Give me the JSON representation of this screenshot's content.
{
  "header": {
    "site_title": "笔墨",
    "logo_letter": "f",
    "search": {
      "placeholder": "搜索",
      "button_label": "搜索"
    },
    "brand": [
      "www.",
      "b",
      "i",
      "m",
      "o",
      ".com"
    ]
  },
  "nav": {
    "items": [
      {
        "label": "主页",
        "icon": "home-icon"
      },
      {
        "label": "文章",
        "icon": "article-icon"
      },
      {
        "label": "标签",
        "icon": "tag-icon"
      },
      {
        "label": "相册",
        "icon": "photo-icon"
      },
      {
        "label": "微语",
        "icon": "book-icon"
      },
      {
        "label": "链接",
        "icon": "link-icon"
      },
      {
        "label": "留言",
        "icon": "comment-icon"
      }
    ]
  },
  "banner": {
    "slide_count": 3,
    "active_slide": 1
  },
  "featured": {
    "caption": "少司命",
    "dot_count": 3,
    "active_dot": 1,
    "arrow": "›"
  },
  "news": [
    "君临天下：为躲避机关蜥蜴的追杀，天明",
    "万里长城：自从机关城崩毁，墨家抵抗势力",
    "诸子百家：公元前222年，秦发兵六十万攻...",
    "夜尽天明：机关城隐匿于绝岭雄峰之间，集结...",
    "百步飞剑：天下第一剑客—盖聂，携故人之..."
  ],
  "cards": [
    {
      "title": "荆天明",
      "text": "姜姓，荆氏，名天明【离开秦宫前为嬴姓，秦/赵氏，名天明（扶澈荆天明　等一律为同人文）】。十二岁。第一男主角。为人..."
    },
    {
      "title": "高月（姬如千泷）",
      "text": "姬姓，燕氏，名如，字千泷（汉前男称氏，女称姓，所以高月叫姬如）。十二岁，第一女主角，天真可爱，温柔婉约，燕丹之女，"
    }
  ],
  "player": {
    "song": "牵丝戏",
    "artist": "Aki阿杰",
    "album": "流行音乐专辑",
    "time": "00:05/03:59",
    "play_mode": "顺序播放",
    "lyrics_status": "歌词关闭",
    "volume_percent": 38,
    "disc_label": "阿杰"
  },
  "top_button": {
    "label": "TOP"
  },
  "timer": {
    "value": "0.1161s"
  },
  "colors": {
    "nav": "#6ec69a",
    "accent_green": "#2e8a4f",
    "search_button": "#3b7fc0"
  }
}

● Task statement: Print every record exactly as it was given.

● Exercise answer:
Give me the JSON representation of this screenshot's content.
{
  "header": {
    "site_title": "笔墨",
    "logo_letter": "f",
    "search": {
      "placeholder": "搜索",
      "button_label": "搜索"
    },
    "brand": [
      "www.",
      "b",
      "i",
      "m",
      "o",
      ".com"
    ]
  },
  "nav": {
    "items": [
      {
        "label": "主页",
        "icon": "home-icon"
      },
      {
        "label": "文章",
        "icon": "article-icon"
      },
      {
        "label": "标签",
        "icon": "tag-icon"
      },
      {
        "label": "相册",
        "icon": "photo-icon"
      },
      {
        "label": "微语",
        "icon": "book-icon"
      },
      {
        "label": "链接",
        "icon": "link-icon"
      },
      {
        "label": "留言",
        "icon": "comment-icon"
      }
    ]
  },
  "banner": {
    "slide_count": 3,
    "active_slide": 1
  },
  "featured": {
    "caption": "少司命",
    "dot_count": 3,
    "active_dot": 1,
    "arrow": "›"
  },
  "news": [
    "君临天下：为躲避机关蜥蜴的追杀，天明",
    "万里长城：自从机关城崩毁，墨家抵抗势力",
    "诸子百家：公元前222年，秦发兵六十万攻...",
    "夜尽天明：机关城隐匿于绝岭雄峰之间，集结...",
    "百步飞剑：天下第一剑客—盖聂，携故人之..."
  ],
  "cards": [
    {
      "title": "荆天明",
      "text": "姜姓，荆氏，名天明【离开秦宫前为嬴姓，秦/赵氏，名天明（扶澈荆天明　等一律为同人文）】。十二岁。第一男主角。为人..."
    },
    {
      "title": "高月（姬如千泷）",
      "text": "姬姓，燕氏，名如，字千泷（汉前男称氏，女称姓，所以高月叫姬如）。十二岁，第一女主角，天真可爱，温柔婉约，燕丹之女，"
    }
  ],
  "player": {
    "song": "牵丝戏",
    "artist": "Aki阿杰",
    "album": "流行音乐专辑",
    "time": "00:05/03:59",
    "play_mode": "顺序播放",
    "lyrics_status": "歌词关闭",
    "volume_percent": 38,
    "disc_label": "阿杰"
  },
  "top_button": {
    "label": "TOP"
  },
  "timer": {
    "value": "0.1161s"
  },
  "colors": {
    "nav": "#6ec69a",
    "accent_green": "#2e8a4f",
    "search_button": "#3b7fc0"
  }
}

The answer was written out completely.